--- Supplied information ---

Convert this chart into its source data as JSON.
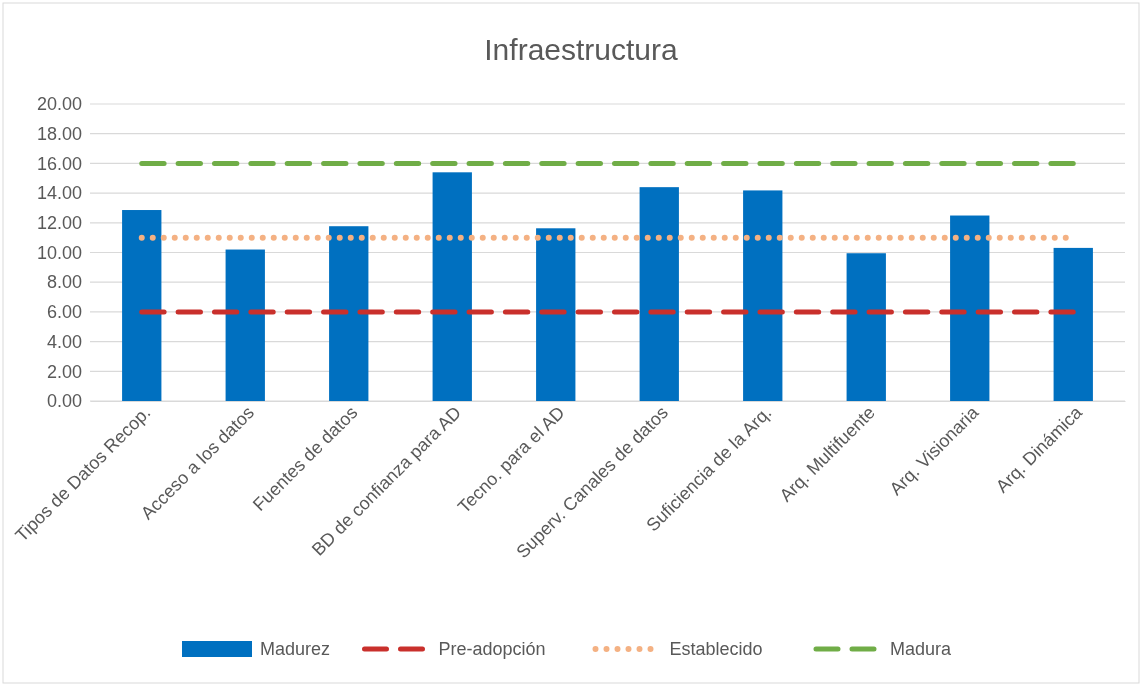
{
  "chart_data": {
    "type": "bar",
    "title": "Infraestructura",
    "categories": [
      "Tipos de Datos Recop.",
      "Acceso a los datos",
      "Fuentes de datos",
      "BD de confianza para AD",
      "Tecno. para el AD",
      "Superv. Canales de datos",
      "Suficiencia de la Arq.",
      "Arq. Multifuente",
      "Arq. Visionaria",
      "Arq. Dinámica"
    ],
    "series": [
      {
        "name": "Madurez",
        "color": "#0070c0",
        "values": [
          12.86,
          10.2,
          11.77,
          15.4,
          11.63,
          14.4,
          14.18,
          9.95,
          12.49,
          10.31
        ]
      },
      {
        "name": "Pre-adopción",
        "type": "line",
        "line_style": "dashed",
        "color": "#c9302c",
        "values": [
          6,
          6,
          6,
          6,
          6,
          6,
          6,
          6,
          6,
          6
        ]
      },
      {
        "name": "Establecido",
        "type": "line",
        "line_style": "dotted",
        "color": "#f4b183",
        "values": [
          11,
          11,
          11,
          11,
          11,
          11,
          11,
          11,
          11,
          11
        ]
      },
      {
        "name": "Madura",
        "type": "line",
        "line_style": "dashed",
        "color": "#70ad47",
        "values": [
          16,
          16,
          16,
          16,
          16,
          16,
          16,
          16,
          16,
          16
        ]
      }
    ],
    "ylim": [
      0,
      20
    ],
    "yticks": [
      {
        "value": 0,
        "label": "0.00"
      },
      {
        "value": 2,
        "label": "2.00"
      },
      {
        "value": 4,
        "label": "4.00"
      },
      {
        "value": 6,
        "label": "6.00"
      },
      {
        "value": 8,
        "label": "8.00"
      },
      {
        "value": 10,
        "label": "10.00"
      },
      {
        "value": 12,
        "label": "12.00"
      },
      {
        "value": 14,
        "label": "14.00"
      },
      {
        "value": 16,
        "label": "16.00"
      },
      {
        "value": 18,
        "label": "18.00"
      },
      {
        "value": 20,
        "label": "20.00"
      }
    ],
    "grid": "y",
    "legend": "bottom"
  }
}
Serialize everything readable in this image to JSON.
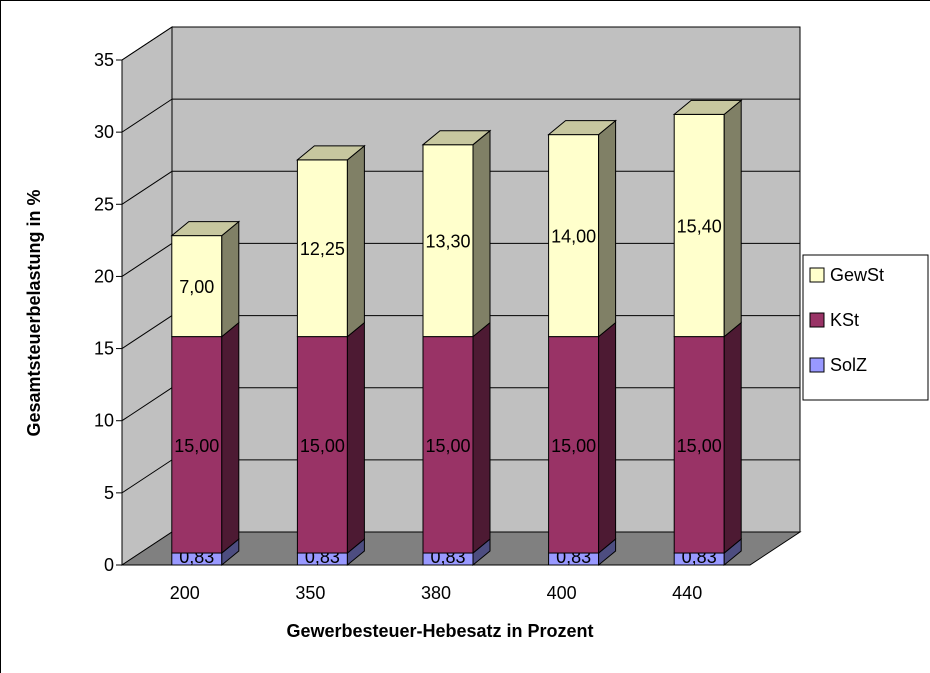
{
  "chart_data": {
    "type": "bar",
    "stacked": true,
    "three_d": true,
    "categories": [
      "200",
      "350",
      "380",
      "400",
      "440"
    ],
    "series": [
      {
        "name": "SolZ",
        "values": [
          0.83,
          0.83,
          0.83,
          0.83,
          0.83
        ],
        "labels": [
          "0,83",
          "0,83",
          "0,83",
          "0,83",
          "0,83"
        ],
        "color": "#9999ff"
      },
      {
        "name": "KSt",
        "values": [
          15.0,
          15.0,
          15.0,
          15.0,
          15.0
        ],
        "labels": [
          "15,00",
          "15,00",
          "15,00",
          "15,00",
          "15,00"
        ],
        "color": "#993366"
      },
      {
        "name": "GewSt",
        "values": [
          7.0,
          12.25,
          13.3,
          14.0,
          15.4
        ],
        "labels": [
          "7,00",
          "12,25",
          "13,30",
          "14,00",
          "15,40"
        ],
        "color": "#ffffcc"
      }
    ],
    "xlabel": "Gewerbesteuer-Hebesatz in Prozent",
    "ylabel": "Gesamtsteuerbelastung in %",
    "ylim": [
      0,
      35
    ],
    "yticks": [
      "0",
      "5",
      "10",
      "15",
      "20",
      "25",
      "30",
      "35"
    ],
    "grid": true,
    "legend_position": "right",
    "legend_order": [
      "GewSt",
      "KSt",
      "SolZ"
    ],
    "wall_color": "#c0c0c0",
    "floor_color": "#808080"
  }
}
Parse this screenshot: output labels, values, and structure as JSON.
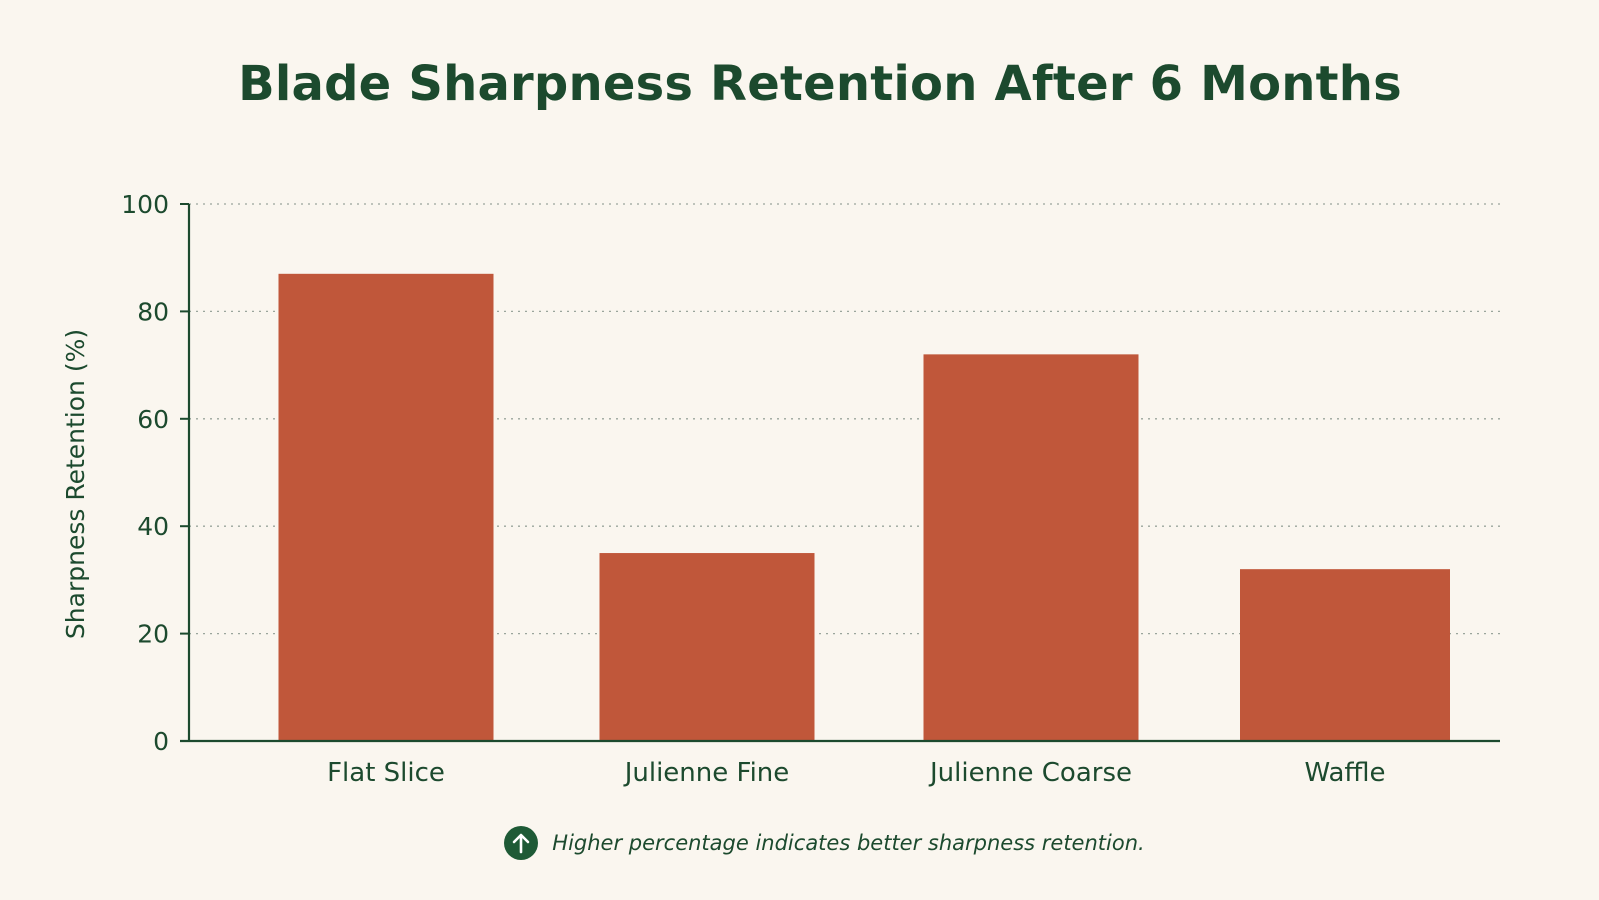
{
  "chart_data": {
    "type": "bar",
    "title": "Blade Sharpness Retention After 6 Months",
    "ylabel": "Sharpness Retention (%)",
    "xlabel": "",
    "categories": [
      "Flat Slice",
      "Julienne Fine",
      "Julienne Coarse",
      "Waffle"
    ],
    "values": [
      87,
      35,
      72,
      32
    ],
    "ylim": [
      0,
      100
    ],
    "yticks": [
      0,
      20,
      40,
      60,
      80,
      100
    ],
    "grid": true,
    "bar_color": "#c0573a",
    "axis_color": "#1c4a2e"
  },
  "footnote": {
    "icon": "arrow-up-icon",
    "text": "Higher percentage indicates better sharpness retention."
  }
}
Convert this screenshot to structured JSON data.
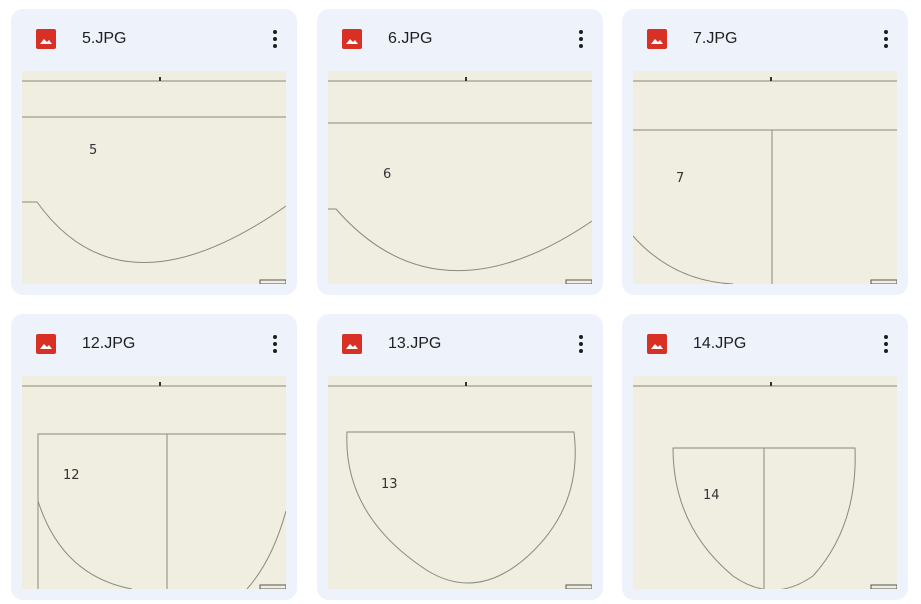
{
  "files": [
    {
      "name": "5.JPG",
      "label": "5",
      "icon": "image-icon",
      "menu_icon": "more-vert-icon"
    },
    {
      "name": "6.JPG",
      "label": "6",
      "icon": "image-icon",
      "menu_icon": "more-vert-icon"
    },
    {
      "name": "7.JPG",
      "label": "7",
      "icon": "image-icon",
      "menu_icon": "more-vert-icon"
    },
    {
      "name": "12.JPG",
      "label": "12",
      "icon": "image-icon",
      "menu_icon": "more-vert-icon"
    },
    {
      "name": "13.JPG",
      "label": "13",
      "icon": "image-icon",
      "menu_icon": "more-vert-icon"
    },
    {
      "name": "14.JPG",
      "label": "14",
      "icon": "image-icon",
      "menu_icon": "more-vert-icon"
    }
  ],
  "colors": {
    "card_bg": "#eef2fb",
    "thumb_bg": "#efeee0",
    "icon_red": "#d93025",
    "line": "#8a8a7a"
  }
}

---

● **Your task**
Write out all the records again, exactly, minus any pictures.

● **Answer in full**
Convert this chart into its source data as JSON.
{
  "chart_data": {
    "type": "bar",
    "title": "Infraestructura",
    "categories": [
      "Tipos de Datos Recop.",
      "Acceso a los datos",
      "Fuentes de datos",
      "BD de confianza para AD",
      "Tecno. para el AD",
      "Superv. Canales de datos",
      "Suficiencia de la Arq.",
      "Arq. Multifuente",
      "Arq. Visionaria",
      "Arq. Dinámica"
    ],
    "series": [
      {
        "name": "Madurez",
        "color": "#0070c0",
        "values": [
          12.86,
          10.2,
          11.77,
          15.4,
          11.63,
          14.4,
          14.18,
          9.95,
          12.49,
          10.31
        ]
      },
      {
        "name": "Pre-adopción",
        "type": "line",
        "line_style": "dashed",
        "color": "#c9302c",
        "values": [
          6,
          6,
          6,
          6,
          6,
          6,
          6,
          6,
          6,
          6
        ]
      },
      {
        "name": "Establecido",
        "type": "line",
        "line_style": "dotted",
        "color": "#f4b183",
        "values": [
          11,
          11,
          11,
          11,
          11,
          11,
          11,
          11,
          11,
          11
        ]
      },
      {
        "name": "Madura",
        "type": "line",
        "line_style": "dashed",
        "color": "#70ad47",
        "values": [
          16,
          16,
          16,
          16,
          16,
          16,
          16,
          16,
          16,
          16
        ]
      }
    ],
    "ylim": [
      0,
      20
    ],
    "yticks": [
      {
        "value": 0,
        "label": "0.00"
      },
      {
        "value": 2,
        "label": "2.00"
      },
      {
        "value": 4,
        "label": "4.00"
      },
      {
        "value": 6,
        "label": "6.00"
      },
      {
        "value": 8,
        "label": "8.00"
      },
      {
        "value": 10,
        "label": "10.00"
      },
      {
        "value": 12,
        "label": "12.00"
      },
      {
        "value": 14,
        "label": "14.00"
      },
      {
        "value": 16,
        "label": "16.00"
      },
      {
        "value": 18,
        "label": "18.00"
      },
      {
        "value": 20,
        "label": "20.00"
      }
    ],
    "grid": "y",
    "legend": "bottom"
  }
}
Serialize everything readable in this image to JSON.
{
  "chart_data": {
    "type": "bar",
    "stacked": true,
    "three_d": true,
    "categories": [
      "200",
      "350",
      "380",
      "400",
      "440"
    ],
    "series": [
      {
        "name": "SolZ",
        "values": [
          0.83,
          0.83,
          0.83,
          0.83,
          0.83
        ],
        "labels": [
          "0,83",
          "0,83",
          "0,83",
          "0,83",
          "0,83"
        ],
        "color": "#9999ff"
      },
      {
        "name": "KSt",
        "values": [
          15.0,
          15.0,
          15.0,
          15.0,
          15.0
        ],
        "labels": [
          "15,00",
          "15,00",
          "15,00",
          "15,00",
          "15,00"
        ],
        "color": "#993366"
      },
      {
        "name": "GewSt",
        "values": [
          7.0,
          12.25,
          13.3,
          14.0,
          15.4
        ],
        "labels": [
          "7,00",
          "12,25",
          "13,30",
          "14,00",
          "15,40"
        ],
        "color": "#ffffcc"
      }
    ],
    "xlabel": "Gewerbesteuer-Hebesatz in Prozent",
    "ylabel": "Gesamtsteuerbelastung in %",
    "ylim": [
      0,
      35
    ],
    "yticks": [
      "0",
      "5",
      "10",
      "15",
      "20",
      "25",
      "30",
      "35"
    ],
    "grid": true,
    "legend_position": "right",
    "legend_order": [
      "GewSt",
      "KSt",
      "SolZ"
    ],
    "wall_color": "#c0c0c0",
    "floor_color": "#808080"
  }
}
Parse this screenshot: output labels, values, and structure as JSON.
{
  "chart_data": {
    "type": "bar",
    "title": "Blade Sharpness Retention After 6 Months",
    "ylabel": "Sharpness Retention (%)",
    "xlabel": "",
    "categories": [
      "Flat Slice",
      "Julienne Fine",
      "Julienne Coarse",
      "Waffle"
    ],
    "values": [
      87,
      35,
      72,
      32
    ],
    "ylim": [
      0,
      100
    ],
    "yticks": [
      0,
      20,
      40,
      60,
      80,
      100
    ],
    "grid": true,
    "bar_color": "#c0573a",
    "axis_color": "#1c4a2e"
  },
  "footnote": {
    "icon": "arrow-up-icon",
    "text": "Higher percentage indicates better sharpness retention."
  }
}
Convert this screenshot to structured JSON data.
{
  "files": [
    {
      "name": "5.JPG",
      "label": "5",
      "icon": "image-icon",
      "menu_icon": "more-vert-icon"
    },
    {
      "name": "6.JPG",
      "label": "6",
      "icon": "image-icon",
      "menu_icon": "more-vert-icon"
    },
    {
      "name": "7.JPG",
      "label": "7",
      "icon": "image-icon",
      "menu_icon": "more-vert-icon"
    },
    {
      "name": "12.JPG",
      "label": "12",
      "icon": "image-icon",
      "menu_icon": "more-vert-icon"
    },
    {
      "name": "13.JPG",
      "label": "13",
      "icon": "image-icon",
      "menu_icon": "more-vert-icon"
    },
    {
      "name": "14.JPG",
      "label": "14",
      "icon": "image-icon",
      "menu_icon": "more-vert-icon"
    }
  ],
  "colors": {
    "card_bg": "#eef2fb",
    "thumb_bg": "#efeee0",
    "icon_red": "#d93025",
    "line": "#8a8a7a"
  }
}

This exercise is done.